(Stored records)

# # # # #

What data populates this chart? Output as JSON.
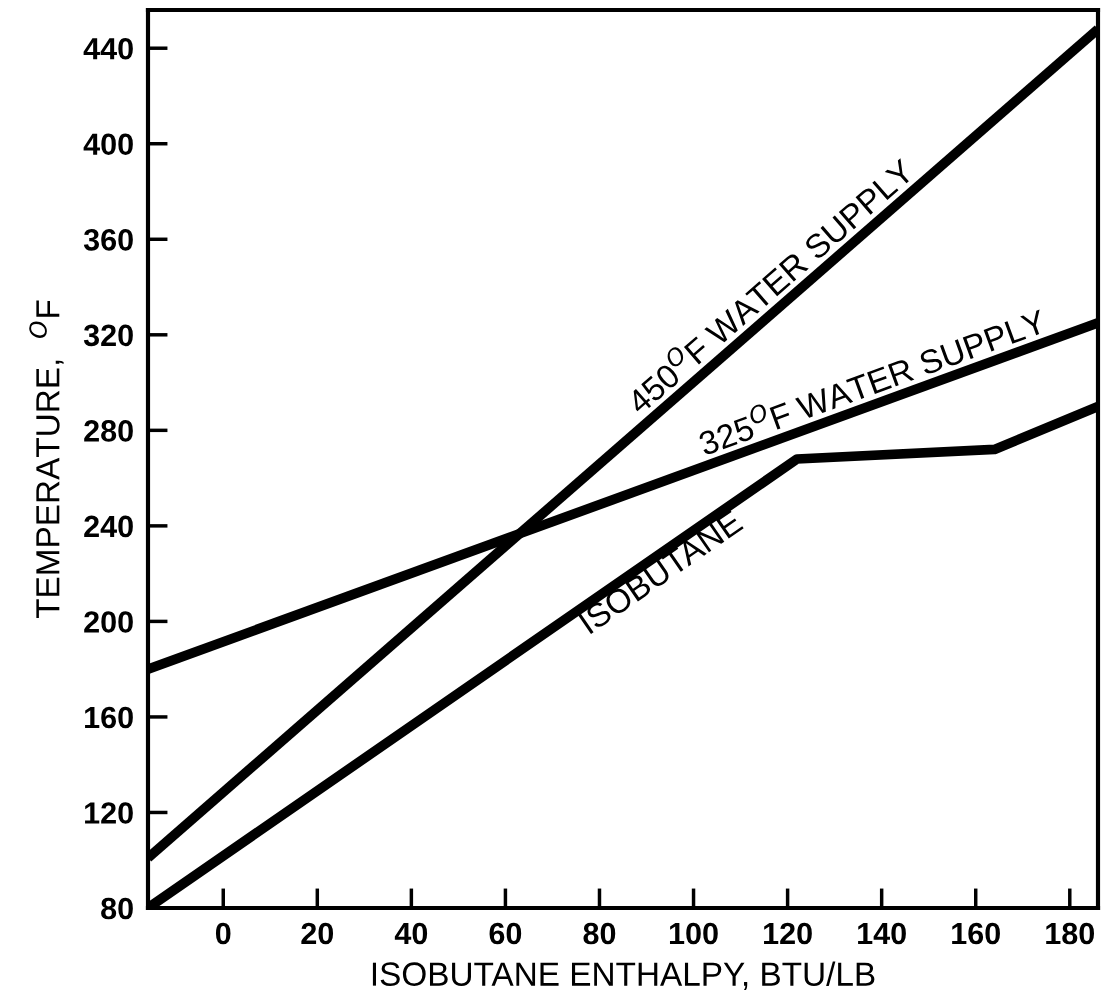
{
  "chart_data": {
    "type": "line",
    "xlabel": "ISOBUTANE ENTHALPY, BTU/LB",
    "ylabel": "TEMPERATURE,  $^{O}$F",
    "xlim": [
      -16,
      186
    ],
    "ylim": [
      80,
      456
    ],
    "xticks": [
      0,
      20,
      40,
      60,
      80,
      100,
      120,
      140,
      160,
      180
    ],
    "yticks": [
      80,
      120,
      160,
      200,
      240,
      280,
      320,
      360,
      400,
      440
    ],
    "grid": false,
    "marker": "none",
    "line_style": "solid",
    "series": [
      {
        "name": "450$^{O}$F WATER SUPPLY",
        "color": "#000000",
        "x": [
          -16,
          186
        ],
        "values": [
          101,
          448
        ]
      },
      {
        "name": "325$^{O}$F WATER SUPPLY",
        "color": "#000000",
        "x": [
          -16,
          186
        ],
        "values": [
          180,
          325
        ]
      },
      {
        "name": "ISOBUTANE",
        "color": "#000000",
        "x": [
          -16,
          122,
          164,
          186
        ],
        "values": [
          80,
          268,
          272,
          290
        ]
      }
    ]
  }
}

# # # # #

> [Brief]:
Leaving out the pictures, repeat the data above exactly.

> [Worked solution]:
What data populates this chart? Output as JSON.
{
  "chart_data": {
    "type": "line",
    "xlabel": "ISOBUTANE ENTHALPY, BTU/LB",
    "ylabel": "TEMPERATURE,  $^{O}$F",
    "xlim": [
      -16,
      186
    ],
    "ylim": [
      80,
      456
    ],
    "xticks": [
      0,
      20,
      40,
      60,
      80,
      100,
      120,
      140,
      160,
      180
    ],
    "yticks": [
      80,
      120,
      160,
      200,
      240,
      280,
      320,
      360,
      400,
      440
    ],
    "grid": false,
    "marker": "none",
    "line_style": "solid",
    "series": [
      {
        "name": "450$^{O}$F WATER SUPPLY",
        "color": "#000000",
        "x": [
          -16,
          186
        ],
        "values": [
          101,
          448
        ]
      },
      {
        "name": "325$^{O}$F WATER SUPPLY",
        "color": "#000000",
        "x": [
          -16,
          186
        ],
        "values": [
          180,
          325
        ]
      },
      {
        "name": "ISOBUTANE",
        "color": "#000000",
        "x": [
          -16,
          122,
          164,
          186
        ],
        "values": [
          80,
          268,
          272,
          290
        ]
      }
    ]
  }
}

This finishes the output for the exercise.